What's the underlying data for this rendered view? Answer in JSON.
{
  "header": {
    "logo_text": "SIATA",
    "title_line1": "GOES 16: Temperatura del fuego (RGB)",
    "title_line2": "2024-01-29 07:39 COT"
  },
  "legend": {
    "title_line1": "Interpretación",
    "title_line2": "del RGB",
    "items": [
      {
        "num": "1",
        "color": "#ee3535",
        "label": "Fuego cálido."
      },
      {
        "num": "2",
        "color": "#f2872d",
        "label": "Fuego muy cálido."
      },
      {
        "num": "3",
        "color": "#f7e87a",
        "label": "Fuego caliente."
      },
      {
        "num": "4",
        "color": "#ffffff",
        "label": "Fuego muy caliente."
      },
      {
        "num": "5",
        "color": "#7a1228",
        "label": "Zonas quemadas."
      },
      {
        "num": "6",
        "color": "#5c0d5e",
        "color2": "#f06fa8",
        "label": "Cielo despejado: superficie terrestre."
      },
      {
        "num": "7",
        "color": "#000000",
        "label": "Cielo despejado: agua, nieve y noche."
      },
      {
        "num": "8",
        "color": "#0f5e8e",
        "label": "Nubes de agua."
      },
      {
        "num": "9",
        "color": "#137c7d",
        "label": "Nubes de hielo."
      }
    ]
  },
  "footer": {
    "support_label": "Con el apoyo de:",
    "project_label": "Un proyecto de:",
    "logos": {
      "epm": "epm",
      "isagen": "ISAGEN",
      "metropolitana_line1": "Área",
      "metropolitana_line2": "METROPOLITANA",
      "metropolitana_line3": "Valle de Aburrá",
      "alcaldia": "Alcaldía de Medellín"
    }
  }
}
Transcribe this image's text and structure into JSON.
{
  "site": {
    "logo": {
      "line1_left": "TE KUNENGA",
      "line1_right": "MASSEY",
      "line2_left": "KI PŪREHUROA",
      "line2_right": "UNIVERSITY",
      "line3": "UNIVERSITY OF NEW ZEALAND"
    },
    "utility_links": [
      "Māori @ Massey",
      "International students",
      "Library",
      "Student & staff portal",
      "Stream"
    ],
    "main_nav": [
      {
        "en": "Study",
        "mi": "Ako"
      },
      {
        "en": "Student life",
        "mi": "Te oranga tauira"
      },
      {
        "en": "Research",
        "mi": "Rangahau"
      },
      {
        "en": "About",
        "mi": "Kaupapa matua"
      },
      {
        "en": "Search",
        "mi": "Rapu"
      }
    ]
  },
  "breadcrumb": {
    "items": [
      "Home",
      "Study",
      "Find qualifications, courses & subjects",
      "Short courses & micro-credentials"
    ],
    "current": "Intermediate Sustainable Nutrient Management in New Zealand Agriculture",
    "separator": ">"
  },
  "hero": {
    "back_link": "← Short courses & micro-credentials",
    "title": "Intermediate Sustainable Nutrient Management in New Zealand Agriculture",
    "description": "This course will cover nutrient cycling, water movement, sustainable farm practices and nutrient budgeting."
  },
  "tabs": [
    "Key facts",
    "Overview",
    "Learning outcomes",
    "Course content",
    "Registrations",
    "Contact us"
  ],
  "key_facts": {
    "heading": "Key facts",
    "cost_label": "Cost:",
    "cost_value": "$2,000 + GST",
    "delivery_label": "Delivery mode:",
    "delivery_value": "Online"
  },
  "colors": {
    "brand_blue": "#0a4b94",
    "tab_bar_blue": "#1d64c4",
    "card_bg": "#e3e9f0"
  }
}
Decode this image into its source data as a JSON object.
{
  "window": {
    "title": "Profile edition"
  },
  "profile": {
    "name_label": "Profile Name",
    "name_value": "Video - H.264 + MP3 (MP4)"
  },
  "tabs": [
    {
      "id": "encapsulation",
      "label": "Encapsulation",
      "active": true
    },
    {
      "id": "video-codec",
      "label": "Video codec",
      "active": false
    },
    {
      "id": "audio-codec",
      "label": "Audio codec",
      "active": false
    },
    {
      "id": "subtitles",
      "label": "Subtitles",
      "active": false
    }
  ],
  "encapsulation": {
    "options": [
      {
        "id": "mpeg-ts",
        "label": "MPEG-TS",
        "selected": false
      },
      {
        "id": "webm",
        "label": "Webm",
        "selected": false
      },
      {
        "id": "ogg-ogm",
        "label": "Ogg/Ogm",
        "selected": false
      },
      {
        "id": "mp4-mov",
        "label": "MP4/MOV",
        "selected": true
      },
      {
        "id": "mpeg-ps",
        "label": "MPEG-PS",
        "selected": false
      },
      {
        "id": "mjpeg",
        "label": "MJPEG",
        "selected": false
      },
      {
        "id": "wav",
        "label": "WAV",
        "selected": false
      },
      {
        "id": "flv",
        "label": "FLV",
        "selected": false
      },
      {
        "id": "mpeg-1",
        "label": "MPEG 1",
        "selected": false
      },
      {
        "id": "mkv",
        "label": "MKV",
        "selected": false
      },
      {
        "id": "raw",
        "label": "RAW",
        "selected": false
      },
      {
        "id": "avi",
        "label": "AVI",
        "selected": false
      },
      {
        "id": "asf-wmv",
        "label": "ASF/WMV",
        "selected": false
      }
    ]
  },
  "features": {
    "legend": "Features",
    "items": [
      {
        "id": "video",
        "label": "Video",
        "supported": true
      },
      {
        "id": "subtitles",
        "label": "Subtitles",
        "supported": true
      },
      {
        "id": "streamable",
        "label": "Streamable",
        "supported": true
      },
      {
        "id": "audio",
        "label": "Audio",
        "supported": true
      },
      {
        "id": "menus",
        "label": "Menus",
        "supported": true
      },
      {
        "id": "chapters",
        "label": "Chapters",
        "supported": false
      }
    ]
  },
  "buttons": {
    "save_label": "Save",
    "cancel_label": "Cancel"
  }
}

> Do this
Your task is to extract all of the records exactly.

> Written solution
What's the underlying data for this rendered view? Answer in JSON.
{
  "header": {
    "logo_text": "SIATA",
    "title_line1": "GOES 16: Temperatura del fuego (RGB)",
    "title_line2": "2024-01-29 07:39 COT"
  },
  "legend": {
    "title_line1": "Interpretación",
    "title_line2": "del RGB",
    "items": [
      {
        "num": "1",
        "color": "#ee3535",
        "label": "Fuego cálido."
      },
      {
        "num": "2",
        "color": "#f2872d",
        "label": "Fuego muy cálido."
      },
      {
        "num": "3",
        "color": "#f7e87a",
        "label": "Fuego caliente."
      },
      {
        "num": "4",
        "color": "#ffffff",
        "label": "Fuego muy caliente."
      },
      {
        "num": "5",
        "color": "#7a1228",
        "label": "Zonas quemadas."
      },
      {
        "num": "6",
        "color": "#5c0d5e",
        "color2": "#f06fa8",
        "label": "Cielo despejado: superficie terrestre."
      },
      {
        "num": "7",
        "color": "#000000",
        "label": "Cielo despejado: agua, nieve y noche."
      },
      {
        "num": "8",
        "color": "#0f5e8e",
        "label": "Nubes de agua."
      },
      {
        "num": "9",
        "color": "#137c7d",
        "label": "Nubes de hielo."
      }
    ]
  },
  "footer": {
    "support_label": "Con el apoyo de:",
    "project_label": "Un proyecto de:",
    "logos": {
      "epm": "epm",
      "isagen": "ISAGEN",
      "metropolitana_line1": "Área",
      "metropolitana_line2": "METROPOLITANA",
      "metropolitana_line3": "Valle de Aburrá",
      "alcaldia": "Alcaldía de Medellín"
    }
  }
}
Transcribe this image's text and structure into JSON.
{
  "site": {
    "logo": {
      "line1_left": "TE KUNENGA",
      "line1_right": "MASSEY",
      "line2_left": "KI PŪREHUROA",
      "line2_right": "UNIVERSITY",
      "line3": "UNIVERSITY OF NEW ZEALAND"
    },
    "utility_links": [
      "Māori @ Massey",
      "International students",
      "Library",
      "Student & staff portal",
      "Stream"
    ],
    "main_nav": [
      {
        "en": "Study",
        "mi": "Ako"
      },
      {
        "en": "Student life",
        "mi": "Te oranga tauira"
      },
      {
        "en": "Research",
        "mi": "Rangahau"
      },
      {
        "en": "About",
        "mi": "Kaupapa matua"
      },
      {
        "en": "Search",
        "mi": "Rapu"
      }
    ]
  },
  "breadcrumb": {
    "items": [
      "Home",
      "Study",
      "Find qualifications, courses & subjects",
      "Short courses & micro-credentials"
    ],
    "current": "Intermediate Sustainable Nutrient Management in New Zealand Agriculture",
    "separator": ">"
  },
  "hero": {
    "back_link": "← Short courses & micro-credentials",
    "title": "Intermediate Sustainable Nutrient Management in New Zealand Agriculture",
    "description": "This course will cover nutrient cycling, water movement, sustainable farm practices and nutrient budgeting."
  },
  "tabs": [
    "Key facts",
    "Overview",
    "Learning outcomes",
    "Course content",
    "Registrations",
    "Contact us"
  ],
  "key_facts": {
    "heading": "Key facts",
    "cost_label": "Cost:",
    "cost_value": "$2,000 + GST",
    "delivery_label": "Delivery mode:",
    "delivery_value": "Online"
  },
  "colors": {
    "brand_blue": "#0a4b94",
    "tab_bar_blue": "#1d64c4",
    "card_bg": "#e3e9f0"
  }
}
Decode this image into its source data as a JSON object.
{
  "window": {
    "title": "Profile edition"
  },
  "profile": {
    "name_label": "Profile Name",
    "name_value": "Video - H.264 + MP3 (MP4)"
  },
  "tabs": [
    {
      "id": "encapsulation",
      "label": "Encapsulation",
      "active": true
    },
    {
      "id": "video-codec",
      "label": "Video codec",
      "active": false
    },
    {
      "id": "audio-codec",
      "label": "Audio codec",
      "active": false
    },
    {
      "id": "subtitles",
      "label": "Subtitles",
      "active": false
    }
  ],
  "encapsulation": {
    "options": [
      {
        "id": "mpeg-ts",
        "label": "MPEG-TS",
        "selected": false
      },
      {
        "id": "webm",
        "label": "Webm",
        "selected": false
      },
      {
        "id": "ogg-ogm",
        "label": "Ogg/Ogm",
        "selected": false
      },
      {
        "id": "mp4-mov",
        "label": "MP4/MOV",
        "selected": true
      },
      {
        "id": "mpeg-ps",
        "label": "MPEG-PS",
        "selected": false
      },
      {
        "id": "mjpeg",
        "label": "MJPEG",
        "selected": false
      },
      {
        "id": "wav",
        "label": "WAV",
        "selected": false
      },
      {
        "id": "flv",
        "label": "FLV",
        "selected": false
      },
      {
        "id": "mpeg-1",
        "label": "MPEG 1",
        "selected": false
      },
      {
        "id": "mkv",
        "label": "MKV",
        "selected": false
      },
      {
        "id": "raw",
        "label": "RAW",
        "selected": false
      },
      {
        "id": "avi",
        "label": "AVI",
        "selected": false
      },
      {
        "id": "asf-wmv",
        "label": "ASF/WMV",
        "selected": false
      }
    ]
  },
  "features": {
    "legend": "Features",
    "items": [
      {
        "id": "video",
        "label": "Video",
        "supported": true
      },
      {
        "id": "subtitles",
        "label": "Subtitles",
        "supported": true
      },
      {
        "id": "streamable",
        "label": "Streamable",
        "supported": true
      },
      {
        "id": "audio",
        "label": "Audio",
        "supported": true
      },
      {
        "id": "menus",
        "label": "Menus",
        "supported": true
      },
      {
        "id": "chapters",
        "label": "Chapters",
        "supported": false
      }
    ]
  },
  "buttons": {
    "save_label": "Save",
    "cancel_label": "Cancel"
  }
}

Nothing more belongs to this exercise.